**TASK DETAILS:** Retype the records below exactly as they appear.

**EXTRACTED INFORMATION:**

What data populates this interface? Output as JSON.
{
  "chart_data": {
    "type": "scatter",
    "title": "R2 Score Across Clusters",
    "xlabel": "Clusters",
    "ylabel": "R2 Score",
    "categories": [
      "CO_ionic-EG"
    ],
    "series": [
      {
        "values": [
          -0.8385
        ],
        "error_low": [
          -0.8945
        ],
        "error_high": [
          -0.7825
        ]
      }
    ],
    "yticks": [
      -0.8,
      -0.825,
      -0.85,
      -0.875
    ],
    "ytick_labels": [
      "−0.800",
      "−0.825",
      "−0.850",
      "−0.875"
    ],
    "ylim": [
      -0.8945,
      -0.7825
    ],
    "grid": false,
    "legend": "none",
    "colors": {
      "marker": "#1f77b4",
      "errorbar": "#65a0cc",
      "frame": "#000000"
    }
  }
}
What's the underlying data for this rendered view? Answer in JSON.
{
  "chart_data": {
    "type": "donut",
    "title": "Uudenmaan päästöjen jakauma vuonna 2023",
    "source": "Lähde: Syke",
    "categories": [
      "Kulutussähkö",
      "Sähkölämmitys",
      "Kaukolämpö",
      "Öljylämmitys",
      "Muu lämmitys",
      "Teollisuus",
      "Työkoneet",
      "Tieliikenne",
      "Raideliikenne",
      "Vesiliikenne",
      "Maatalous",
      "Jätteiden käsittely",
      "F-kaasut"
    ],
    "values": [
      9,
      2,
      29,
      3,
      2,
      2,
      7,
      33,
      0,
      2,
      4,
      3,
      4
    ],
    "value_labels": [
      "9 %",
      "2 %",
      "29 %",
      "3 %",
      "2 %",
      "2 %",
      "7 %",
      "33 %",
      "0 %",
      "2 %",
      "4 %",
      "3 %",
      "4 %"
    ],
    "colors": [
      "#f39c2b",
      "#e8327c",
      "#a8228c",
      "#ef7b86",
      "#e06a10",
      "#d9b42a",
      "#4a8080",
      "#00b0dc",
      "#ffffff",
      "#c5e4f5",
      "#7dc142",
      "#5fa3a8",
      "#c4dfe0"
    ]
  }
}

**FULL ANSWER:**
What data populates this interface? Output as JSON.
{
  "chart_data": {
    "type": "scatter",
    "title": "R2 Score Across Clusters",
    "xlabel": "Clusters",
    "ylabel": "R2 Score",
    "categories": [
      "CO_ionic-EG"
    ],
    "series": [
      {
        "values": [
          -0.8385
        ],
        "error_low": [
          -0.8945
        ],
        "error_high": [
          -0.7825
        ]
      }
    ],
    "yticks": [
      -0.8,
      -0.825,
      -0.85,
      -0.875
    ],
    "ytick_labels": [
      "−0.800",
      "−0.825",
      "−0.850",
      "−0.875"
    ],
    "ylim": [
      -0.8945,
      -0.7825
    ],
    "grid": false,
    "legend": "none",
    "colors": {
      "marker": "#1f77b4",
      "errorbar": "#65a0cc",
      "frame": "#000000"
    }
  }
}
What's the underlying data for this rendered view? Answer in JSON.
{
  "chart_data": {
    "type": "donut",
    "title": "Uudenmaan päästöjen jakauma vuonna 2023",
    "source": "Lähde: Syke",
    "categories": [
      "Kulutussähkö",
      "Sähkölämmitys",
      "Kaukolämpö",
      "Öljylämmitys",
      "Muu lämmitys",
      "Teollisuus",
      "Työkoneet",
      "Tieliikenne",
      "Raideliikenne",
      "Vesiliikenne",
      "Maatalous",
      "Jätteiden käsittely",
      "F-kaasut"
    ],
    "values": [
      9,
      2,
      29,
      3,
      2,
      2,
      7,
      33,
      0,
      2,
      4,
      3,
      4
    ],
    "value_labels": [
      "9 %",
      "2 %",
      "29 %",
      "3 %",
      "2 %",
      "2 %",
      "7 %",
      "33 %",
      "0 %",
      "2 %",
      "4 %",
      "3 %",
      "4 %"
    ],
    "colors": [
      "#f39c2b",
      "#e8327c",
      "#a8228c",
      "#ef7b86",
      "#e06a10",
      "#d9b42a",
      "#4a8080",
      "#00b0dc",
      "#ffffff",
      "#c5e4f5",
      "#7dc142",
      "#5fa3a8",
      "#c4dfe0"
    ]
  }
}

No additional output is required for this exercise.